STATED TASK.
Provide an exact reproduction of every entry.

___

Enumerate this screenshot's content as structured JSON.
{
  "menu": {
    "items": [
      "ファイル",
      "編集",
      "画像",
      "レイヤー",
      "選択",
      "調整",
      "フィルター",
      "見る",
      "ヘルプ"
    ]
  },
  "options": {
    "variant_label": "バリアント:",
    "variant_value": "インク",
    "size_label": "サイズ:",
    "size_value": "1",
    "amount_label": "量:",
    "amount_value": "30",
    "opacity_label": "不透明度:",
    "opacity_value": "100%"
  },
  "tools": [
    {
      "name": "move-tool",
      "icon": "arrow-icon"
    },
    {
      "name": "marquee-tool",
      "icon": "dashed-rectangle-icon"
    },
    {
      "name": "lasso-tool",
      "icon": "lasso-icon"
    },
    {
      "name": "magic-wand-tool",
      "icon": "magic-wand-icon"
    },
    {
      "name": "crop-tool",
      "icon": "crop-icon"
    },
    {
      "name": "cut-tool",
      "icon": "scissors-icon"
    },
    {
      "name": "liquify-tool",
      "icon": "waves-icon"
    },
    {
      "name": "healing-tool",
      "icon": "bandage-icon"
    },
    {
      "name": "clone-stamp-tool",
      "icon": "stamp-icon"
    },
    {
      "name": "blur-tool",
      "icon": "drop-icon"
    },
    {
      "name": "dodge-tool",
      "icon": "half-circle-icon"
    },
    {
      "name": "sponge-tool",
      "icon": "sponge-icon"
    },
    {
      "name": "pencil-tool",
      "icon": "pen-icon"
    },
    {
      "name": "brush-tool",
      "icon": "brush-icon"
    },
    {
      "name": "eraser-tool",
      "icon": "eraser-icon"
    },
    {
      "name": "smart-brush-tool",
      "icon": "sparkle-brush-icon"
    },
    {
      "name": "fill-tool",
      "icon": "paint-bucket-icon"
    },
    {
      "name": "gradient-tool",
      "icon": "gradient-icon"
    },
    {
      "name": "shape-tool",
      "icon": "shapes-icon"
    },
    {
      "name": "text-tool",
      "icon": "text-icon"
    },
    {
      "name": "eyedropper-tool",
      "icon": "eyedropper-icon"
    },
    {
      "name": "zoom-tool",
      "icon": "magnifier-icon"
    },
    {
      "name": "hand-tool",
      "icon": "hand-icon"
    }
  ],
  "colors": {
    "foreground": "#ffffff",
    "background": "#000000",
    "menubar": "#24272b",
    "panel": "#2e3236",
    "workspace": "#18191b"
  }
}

___

FULL RESPONSE.
Enumerate this screenshot's content as structured JSON.
{
  "menu": {
    "items": [
      "ファイル",
      "編集",
      "画像",
      "レイヤー",
      "選択",
      "調整",
      "フィルター",
      "見る",
      "ヘルプ"
    ]
  },
  "options": {
    "variant_label": "バリアント:",
    "variant_value": "インク",
    "size_label": "サイズ:",
    "size_value": "1",
    "amount_label": "量:",
    "amount_value": "30",
    "opacity_label": "不透明度:",
    "opacity_value": "100%"
  },
  "tools": [
    {
      "name": "move-tool",
      "icon": "arrow-icon"
    },
    {
      "name": "marquee-tool",
      "icon": "dashed-rectangle-icon"
    },
    {
      "name": "lasso-tool",
      "icon": "lasso-icon"
    },
    {
      "name": "magic-wand-tool",
      "icon": "magic-wand-icon"
    },
    {
      "name": "crop-tool",
      "icon": "crop-icon"
    },
    {
      "name": "cut-tool",
      "icon": "scissors-icon"
    },
    {
      "name": "liquify-tool",
      "icon": "waves-icon"
    },
    {
      "name": "healing-tool",
      "icon": "bandage-icon"
    },
    {
      "name": "clone-stamp-tool",
      "icon": "stamp-icon"
    },
    {
      "name": "blur-tool",
      "icon": "drop-icon"
    },
    {
      "name": "dodge-tool",
      "icon": "half-circle-icon"
    },
    {
      "name": "sponge-tool",
      "icon": "sponge-icon"
    },
    {
      "name": "pencil-tool",
      "icon": "pen-icon"
    },
    {
      "name": "brush-tool",
      "icon": "brush-icon"
    },
    {
      "name": "eraser-tool",
      "icon": "eraser-icon"
    },
    {
      "name": "smart-brush-tool",
      "icon": "sparkle-brush-icon"
    },
    {
      "name": "fill-tool",
      "icon": "paint-bucket-icon"
    },
    {
      "name": "gradient-tool",
      "icon": "gradient-icon"
    },
    {
      "name": "shape-tool",
      "icon": "shapes-icon"
    },
    {
      "name": "text-tool",
      "icon": "text-icon"
    },
    {
      "name": "eyedropper-tool",
      "icon": "eyedropper-icon"
    },
    {
      "name": "zoom-tool",
      "icon": "magnifier-icon"
    },
    {
      "name": "hand-tool",
      "icon": "hand-icon"
    }
  ],
  "colors": {
    "foreground": "#ffffff",
    "background": "#000000",
    "menubar": "#24272b",
    "panel": "#2e3236",
    "workspace": "#18191b"
  }
}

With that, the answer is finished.